## Begin Data excerpts
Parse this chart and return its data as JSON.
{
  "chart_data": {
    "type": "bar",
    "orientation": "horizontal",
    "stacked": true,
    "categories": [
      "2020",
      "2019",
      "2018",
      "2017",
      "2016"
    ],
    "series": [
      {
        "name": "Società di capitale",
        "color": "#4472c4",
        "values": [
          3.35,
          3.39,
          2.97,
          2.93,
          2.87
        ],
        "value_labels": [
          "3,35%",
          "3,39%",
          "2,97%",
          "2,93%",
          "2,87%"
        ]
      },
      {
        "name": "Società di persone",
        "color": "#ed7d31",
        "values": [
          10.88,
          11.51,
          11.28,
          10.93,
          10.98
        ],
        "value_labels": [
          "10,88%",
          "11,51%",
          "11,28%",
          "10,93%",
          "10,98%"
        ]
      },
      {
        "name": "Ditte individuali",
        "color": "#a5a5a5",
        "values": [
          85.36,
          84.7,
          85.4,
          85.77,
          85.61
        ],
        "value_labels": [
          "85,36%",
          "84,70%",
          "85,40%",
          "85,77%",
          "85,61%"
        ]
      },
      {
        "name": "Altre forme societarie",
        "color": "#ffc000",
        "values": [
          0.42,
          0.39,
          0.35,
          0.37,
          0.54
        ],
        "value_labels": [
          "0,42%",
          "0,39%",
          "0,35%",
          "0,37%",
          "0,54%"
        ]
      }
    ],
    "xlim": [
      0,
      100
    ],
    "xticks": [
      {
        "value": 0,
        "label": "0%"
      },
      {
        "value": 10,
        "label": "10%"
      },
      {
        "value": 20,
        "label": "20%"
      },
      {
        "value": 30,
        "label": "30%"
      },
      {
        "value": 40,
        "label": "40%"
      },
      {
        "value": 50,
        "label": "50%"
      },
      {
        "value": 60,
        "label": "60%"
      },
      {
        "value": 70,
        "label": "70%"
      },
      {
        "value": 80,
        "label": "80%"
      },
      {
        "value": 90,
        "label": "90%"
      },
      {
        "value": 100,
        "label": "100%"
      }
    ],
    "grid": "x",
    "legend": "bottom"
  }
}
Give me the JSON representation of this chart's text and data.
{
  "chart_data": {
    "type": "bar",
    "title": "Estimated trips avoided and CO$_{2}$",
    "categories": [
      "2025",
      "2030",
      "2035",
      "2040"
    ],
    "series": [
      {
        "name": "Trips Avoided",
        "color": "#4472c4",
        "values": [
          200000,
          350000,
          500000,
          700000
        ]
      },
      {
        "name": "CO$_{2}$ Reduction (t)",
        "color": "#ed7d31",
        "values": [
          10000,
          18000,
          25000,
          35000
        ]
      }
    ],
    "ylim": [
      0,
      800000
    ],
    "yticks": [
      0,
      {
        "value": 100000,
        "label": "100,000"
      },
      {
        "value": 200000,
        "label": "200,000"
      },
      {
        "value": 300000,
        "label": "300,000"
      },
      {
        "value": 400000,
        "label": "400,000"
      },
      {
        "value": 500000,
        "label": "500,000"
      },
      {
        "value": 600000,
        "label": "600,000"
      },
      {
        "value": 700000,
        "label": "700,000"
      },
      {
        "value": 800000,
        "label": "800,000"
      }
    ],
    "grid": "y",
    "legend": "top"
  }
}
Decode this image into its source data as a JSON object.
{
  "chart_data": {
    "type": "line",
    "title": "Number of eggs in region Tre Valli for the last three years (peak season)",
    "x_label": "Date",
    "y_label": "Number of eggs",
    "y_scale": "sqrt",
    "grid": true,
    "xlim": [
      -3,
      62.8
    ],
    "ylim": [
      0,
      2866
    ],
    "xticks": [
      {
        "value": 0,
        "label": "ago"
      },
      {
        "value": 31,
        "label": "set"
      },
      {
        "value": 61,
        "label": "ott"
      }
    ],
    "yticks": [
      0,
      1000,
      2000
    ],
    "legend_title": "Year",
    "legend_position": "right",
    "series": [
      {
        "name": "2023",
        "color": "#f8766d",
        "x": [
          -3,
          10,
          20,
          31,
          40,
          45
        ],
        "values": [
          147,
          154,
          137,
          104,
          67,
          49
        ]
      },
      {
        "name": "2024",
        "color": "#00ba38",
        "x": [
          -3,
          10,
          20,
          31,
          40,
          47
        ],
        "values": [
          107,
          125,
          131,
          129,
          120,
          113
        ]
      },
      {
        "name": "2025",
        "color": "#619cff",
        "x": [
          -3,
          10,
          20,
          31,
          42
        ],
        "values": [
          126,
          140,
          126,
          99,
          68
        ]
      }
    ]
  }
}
## End Data excerpts
● **Task to complete**
Repeat each entry word for word.

● **Written response**
Parse this chart and return its data as JSON.
{
  "chart_data": {
    "type": "bar",
    "orientation": "horizontal",
    "stacked": true,
    "categories": [
      "2020",
      "2019",
      "2018",
      "2017",
      "2016"
    ],
    "series": [
      {
        "name": "Società di capitale",
        "color": "#4472c4",
        "values": [
          3.35,
          3.39,
          2.97,
          2.93,
          2.87
        ],
        "value_labels": [
          "3,35%",
          "3,39%",
          "2,97%",
          "2,93%",
          "2,87%"
        ]
      },
      {
        "name": "Società di persone",
        "color": "#ed7d31",
        "values": [
          10.88,
          11.51,
          11.28,
          10.93,
          10.98
        ],
        "value_labels": [
          "10,88%",
          "11,51%",
          "11,28%",
          "10,93%",
          "10,98%"
        ]
      },
      {
        "name": "Ditte individuali",
        "color": "#a5a5a5",
        "values": [
          85.36,
          84.7,
          85.4,
          85.77,
          85.61
        ],
        "value_labels": [
          "85,36%",
          "84,70%",
          "85,40%",
          "85,77%",
          "85,61%"
        ]
      },
      {
        "name": "Altre forme societarie",
        "color": "#ffc000",
        "values": [
          0.42,
          0.39,
          0.35,
          0.37,
          0.54
        ],
        "value_labels": [
          "0,42%",
          "0,39%",
          "0,35%",
          "0,37%",
          "0,54%"
        ]
      }
    ],
    "xlim": [
      0,
      100
    ],
    "xticks": [
      {
        "value": 0,
        "label": "0%"
      },
      {
        "value": 10,
        "label": "10%"
      },
      {
        "value": 20,
        "label": "20%"
      },
      {
        "value": 30,
        "label": "30%"
      },
      {
        "value": 40,
        "label": "40%"
      },
      {
        "value": 50,
        "label": "50%"
      },
      {
        "value": 60,
        "label": "60%"
      },
      {
        "value": 70,
        "label": "70%"
      },
      {
        "value": 80,
        "label": "80%"
      },
      {
        "value": 90,
        "label": "90%"
      },
      {
        "value": 100,
        "label": "100%"
      }
    ],
    "grid": "x",
    "legend": "bottom"
  }
}
Give me the JSON representation of this chart's text and data.
{
  "chart_data": {
    "type": "bar",
    "title": "Estimated trips avoided and CO$_{2}$",
    "categories": [
      "2025",
      "2030",
      "2035",
      "2040"
    ],
    "series": [
      {
        "name": "Trips Avoided",
        "color": "#4472c4",
        "values": [
          200000,
          350000,
          500000,
          700000
        ]
      },
      {
        "name": "CO$_{2}$ Reduction (t)",
        "color": "#ed7d31",
        "values": [
          10000,
          18000,
          25000,
          35000
        ]
      }
    ],
    "ylim": [
      0,
      800000
    ],
    "yticks": [
      0,
      {
        "value": 100000,
        "label": "100,000"
      },
      {
        "value": 200000,
        "label": "200,000"
      },
      {
        "value": 300000,
        "label": "300,000"
      },
      {
        "value": 400000,
        "label": "400,000"
      },
      {
        "value": 500000,
        "label": "500,000"
      },
      {
        "value": 600000,
        "label": "600,000"
      },
      {
        "value": 700000,
        "label": "700,000"
      },
      {
        "value": 800000,
        "label": "800,000"
      }
    ],
    "grid": "y",
    "legend": "top"
  }
}
Decode this image into its source data as a JSON object.
{
  "chart_data": {
    "type": "line",
    "title": "Number of eggs in region Tre Valli for the last three years (peak season)",
    "x_label": "Date",
    "y_label": "Number of eggs",
    "y_scale": "sqrt",
    "grid": true,
    "xlim": [
      -3,
      62.8
    ],
    "ylim": [
      0,
      2866
    ],
    "xticks": [
      {
        "value": 0,
        "label": "ago"
      },
      {
        "value": 31,
        "label": "set"
      },
      {
        "value": 61,
        "label": "ott"
      }
    ],
    "yticks": [
      0,
      1000,
      2000
    ],
    "legend_title": "Year",
    "legend_position": "right",
    "series": [
      {
        "name": "2023",
        "color": "#f8766d",
        "x": [
          -3,
          10,
          20,
          31,
          40,
          45
        ],
        "values": [
          147,
          154,
          137,
          104,
          67,
          49
        ]
      },
      {
        "name": "2024",
        "color": "#00ba38",
        "x": [
          -3,
          10,
          20,
          31,
          40,
          47
        ],
        "values": [
          107,
          125,
          131,
          129,
          120,
          113
        ]
      },
      {
        "name": "2025",
        "color": "#619cff",
        "x": [
          -3,
          10,
          20,
          31,
          42
        ],
        "values": [
          126,
          140,
          126,
          99,
          68
        ]
      }
    ]
  }
}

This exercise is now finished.